--- INSTRUCTION ---
Quote all of the data that follows exactly as written, skipping the images.

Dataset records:
━━━━━━

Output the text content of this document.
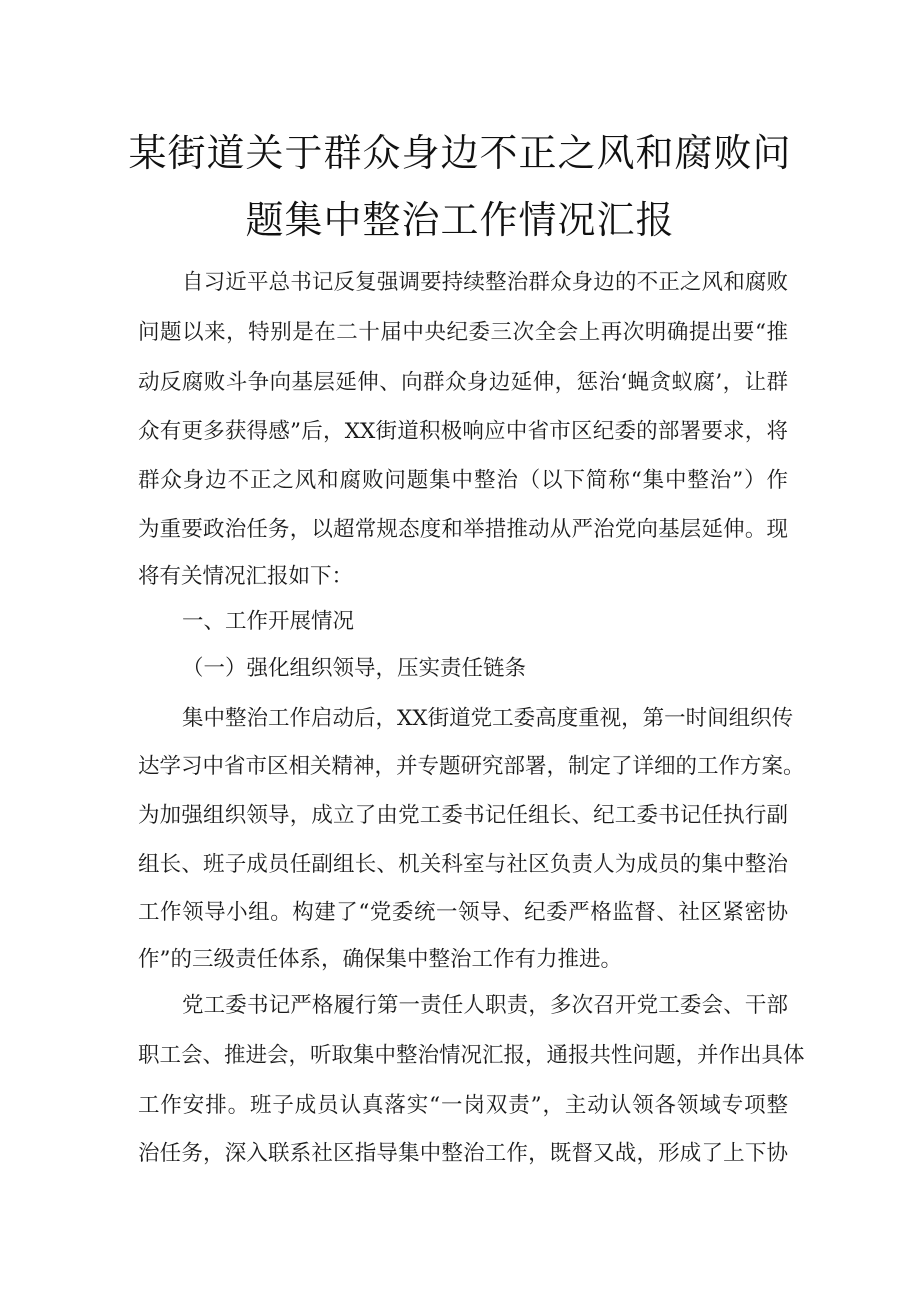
某街道关于群众身边不正之风和腐败问
题集中整治工作情况汇报
自习近平总书记反复强调要持续整治群众身边的不正之风和腐败
问题以来，特别是在二十届中央纪委三次全会上再次明确提出要“推
动反腐败斗争向基层延伸、向群众身边延伸，惩治‘蝇贪蚁腐’，让群
众有更多获得感”后，XX街道积极响应中省市区纪委的部署要求，将
群众身边不正之风和腐败问题集中整治（以下简称“集中整治”）作
为重要政治任务，以超常规态度和举措推动从严治党向基层延伸。现
将有关情况汇报如下：
一、工作开展情况
（一）强化组织领导，压实责任链条
集中整治工作启动后，XX街道党工委高度重视，第一时间组织传
达学习中省市区相关精神，并专题研究部署，制定了详细的工作方案。
为加强组织领导，成立了由党工委书记任组长、纪工委书记任执行副
组长、班子成员任副组长、机关科室与社区负责人为成员的集中整治
工作领导小组。构建了“党委统一领导、纪委严格监督、社区紧密协
作”的三级责任体系，确保集中整治工作有力推进。
党工委书记严格履行第一责任人职责，多次召开党工委会、干部
职工会、推进会，听取集中整治情况汇报，通报共性问题，并作出具体
工作安排。班子成员认真落实“一岗双责”，主动认领各领域专项整
治任务，深入联系社区指导集中整治工作，既督又战，形成了上下协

━━━━━━

--- EXERCISE SOLUTION ---
Output the text content of this document.
某街道关于群众身边不正之风和腐败问
题集中整治工作情况汇报
自习近平总书记反复强调要持续整治群众身边的不正之风和腐败
问题以来，特别是在二十届中央纪委三次全会上再次明确提出要“推
动反腐败斗争向基层延伸、向群众身边延伸，惩治‘蝇贪蚁腐’，让群
众有更多获得感”后，XX街道积极响应中省市区纪委的部署要求，将
群众身边不正之风和腐败问题集中整治（以下简称“集中整治”）作
为重要政治任务，以超常规态度和举措推动从严治党向基层延伸。现
将有关情况汇报如下：
一、工作开展情况
（一）强化组织领导，压实责任链条
集中整治工作启动后，XX街道党工委高度重视，第一时间组织传
达学习中省市区相关精神，并专题研究部署，制定了详细的工作方案。
为加强组织领导，成立了由党工委书记任组长、纪工委书记任执行副
组长、班子成员任副组长、机关科室与社区负责人为成员的集中整治
工作领导小组。构建了“党委统一领导、纪委严格监督、社区紧密协
作”的三级责任体系，确保集中整治工作有力推进。
党工委书记严格履行第一责任人职责，多次召开党工委会、干部
职工会、推进会，听取集中整治情况汇报，通报共性问题，并作出具体
工作安排。班子成员认真落实“一岗双责”，主动认领各领域专项整
治任务，深入联系社区指导集中整治工作，既督又战，形成了上下协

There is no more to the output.